▶ Text section
------------------------------------------------
You've heard the news. Here's what to make of it.
My name is Megan Sack, and I'm a writer for New York Times Opinion.
I've covered gun violence in the U.S. on and off since I first started working back in the late 90s as an AP reporter.
One of my first assignments in Texas was a mass shooting at a church, and I've been tracking this topic ever since.
A 14-year-old student opened fire at a Georgia high school and killed four people on Wednesday.
14-year-old Colt Gray is charged as an adult.
The teenager faces four counts of felony murder.
In a separate hearing moments later, his father also made his first court appearance.
Colin Gray is charged with two counts of second-degree murder, four counts of involuntary manslaughter,
and eight counts of cruelty to children.
The father says his son was bullied, tormented, and called gay by his son.
classmates. This shooting is different primarily in the legal reaction from some of the shootings that we
have seen before. And in some ways, it's building on what we saw happen in Michigan. I see the Georgia
case as kind of growing out of that earlier case against the Crumley parents in Michigan after their
son had carried out of school shooting there. What we're starting to see is a real,
I would say both grassroots and increasingly prosecutorial enthusiasm for charging the parents of school shooters
and charging them with increasingly serious crimes.
The Crumley parents, James and Jennifer Crumley in Michigan, were charged with involuntary manslaughter,
with a very similar argument to what I understand the prosecutors are going to use here in Georgia.
I know just from being in the world and talking to parents around me
that there is a lot of approval, popular approval, for this kind of approach
and this idea that if we crack down on the parents,
it may somehow have an effect of restricting or stopping
or slowing the rate of school shootings.
I understand 100% the desire to charge these parents,
and to some extent I would say that I even feel it myself.
I also think that we have to be very careful,
when it comes to the state being able to charge people in new ways and put them into prison,
I think we have to stop and analyze what are we actually doing and what laws have been broken.
And, you know, I personally think that those questions are very serious when it comes to parenting,
which is a really hard thing to make laws around in the first place because there are so many different ways of parenting.
And one way or the other, most parents are flawed.
And I think when you're going after a parent, to me, especially in a case like this, for something that their children did, you should have a very clear explanation that this is the law that you broke and this is specifically how you broke it.
------------------------------------------------
▶ Extracted material
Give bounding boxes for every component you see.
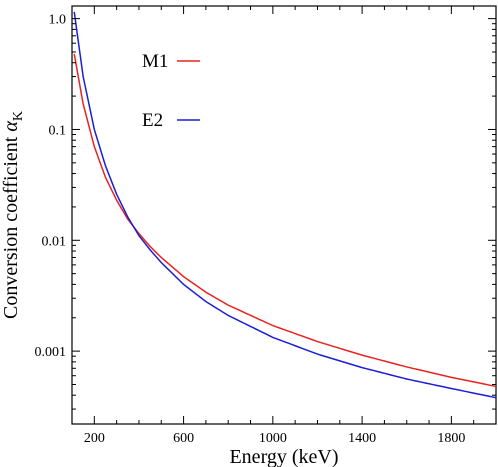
legend-label-m1: M1 <box>142 51 168 72</box>
series-line-m1 <box>73 53 497 388</box>
series-layer <box>73 11 497 399</box>
y-axis-title-subscript: K <box>11 111 26 121</box>
y-axis-title: Conversion coefficient αK <box>0 111 26 319</box>
plot-frame <box>71 5 497 425</box>
x-tick-label: 1000 <box>259 431 287 446</box>
legend-label-e2: E2 <box>142 110 163 131</box>
x-axis-title: Energy (keV) <box>229 446 338 467</box>
y-tick-label: 1.0 <box>49 13 67 28</box>
x-tick-label: 1800 <box>437 431 465 446</box>
x-tick-label: 600 <box>173 431 194 446</box>
legend: M1 E2 <box>142 51 200 131</box>
y-tick-label: 0.1 <box>49 123 67 138</box>
series-line-e2 <box>73 11 497 399</box>
ticks-layer: 200 600 1000 1400 1800 1.0 0.1 0.01 0.001 <box>35 6 496 446</box>
x-tick-label: 1400 <box>348 431 376 446</box>
y-axis-title-main: Conversion coefficient <box>0 132 22 319</box>
y-tick-label: 0.01 <box>42 234 67 249</box>
x-tick-label: 200 <box>84 431 105 446</box>
y-axis-title-symbol: α <box>0 121 22 132</box>
y-tick-label: 0.001 <box>35 345 67 360</box>
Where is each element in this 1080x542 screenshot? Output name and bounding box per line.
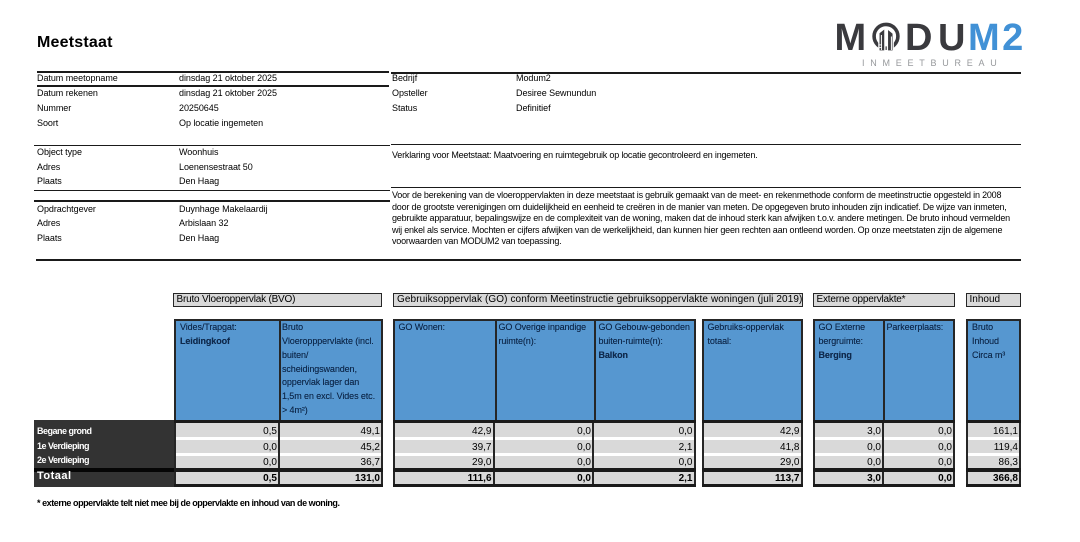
- svg-text:M: M: [835, 17, 867, 59]
- svg-text:M2: M2: [968, 17, 1026, 59]
- svg-text:INMEETBUREAU: INMEETBUREAU: [862, 58, 1003, 68]
- svg-text:DU: DU: [905, 17, 971, 59]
------------------------------------------------
▶ Exercises to complete
1. Return the passage of the transcript about charging school shooters' parents from "You've heard the" up to and including "of felony murder.", word for word.
2. Carry the transcript about charging school shooters' parents further, starting right after its last sentence.
The records were taken from a different source.

▶ Task results
1.
You've heard the news. Here's what to make of it.
My name is Megan Sack, and I'm a writer for New York Times Opinion.
I've covered gun violence in the U.S. on and off since I first started working back in the late 90s as an AP reporter.
One of my first assignments in Texas was a mass shooting at a church, and I've been tracking this topic ever since.
A 14-year-old student opened fire at a Georgia high school and killed four people on Wednesday.
14-year-old Colt Gray is charged as an adult.
The teenager faces four counts of felony murder.

2.
I think states would be better served to be looking at putting in things like safe storage gun laws, you know, laws around children having access to guns at all.
because the reality in Georgia is that there is no safe storage gun law.
There is no law against this kid having that gun and being able to use it.
I don't think you can be that state that is positioning yourself as a basically a free-for-all for guns
and then turn around after someone has slipped through the cracks and go after the parents.
In a way, I would say tacitly for breaking laws that actually don't exist.
You end up with a kind of compounded idea that you're trying to prove in court,
which is that you gave your son access to a gun.
Well, that's not a crime.
But you did so, knowing that he was having mental health problems,
that he might be dangerous to people.
The problem is, legally, to get that standard of negligence up to where you're claiming
someone is responsible for murder or manslaughter is very, very high.
It's not just that you were careless.
It's that you were wantonly careless, that you knew something was going to happen and you didn't care and you didn't do anything.
I think in good interpretation, it would have to be seen as being beyond just having a gun in a house in a state where it's legal to do so.
This was a hunting family.
That was sort of the recreation that they used.
As a young adolescent, he would go with his father.
They would go deer hunting.
And that was actually seen in that family, a family.
as it is in many families in the U.S. as kind of a recreational pastime and a sport.
That was also true in Michigan.
The problem is when parents have a kid who may be mentally struggling, maybe having depression,
maybe they're getting bullied at school, most parents are going to start thinking about,
okay, well, what gives the child pleasure, what can we do together that might cheer him up?
How do we kind of distract him?
And it seems that in both of these families, the answer to that question was actually guns.
I think these prosecutions are very convenient for a lot of politicians who actually don't want to do anything about guns
and who find it either ideologically or politically prohibitive to go and look at the systemic problem of guns
because then they can say, look, it's just these bad apple parents, it's these sort of low-life parents who aren't doing their job and they shouldn't have had kids and all these sort of like rhetoric that we're seeing on.
on social media toward Mr. Gray right now,
rather than saying,
we have a problem across the country,
this is going to keep happening,
whether we prosecute this dad or not,
and we need to look at our own laws
and whether we are doing everything in our power
to protect kids at school,
which, in my opinion, the answer there is no.
I mean, the fact is
the guns are around kids all over this country,
and I just don't think that the way to solve that
is through,
you know, coming in after the fact and charging the parents for what they didn't do or what they didn't know,
or perhaps not having the imagination or the wisdom as parents to intervene at the right moment.
I think we're really dealing with a systemic failure, and I think it's a bit of magical thinking
to think that prosecuting these people is really going to make a difference.
I have my own views of guns and what should be done.
Personally, I'm quite anti-gun.
I spent a lot of my adult life out of the United States where we just didn't have shootings.
And of course, there were people with mental health issues.
There were people who were depressed and angry.
There were people who snapped.
But when you don't have this easy access to guns, it doesn't end up in a bloodbath.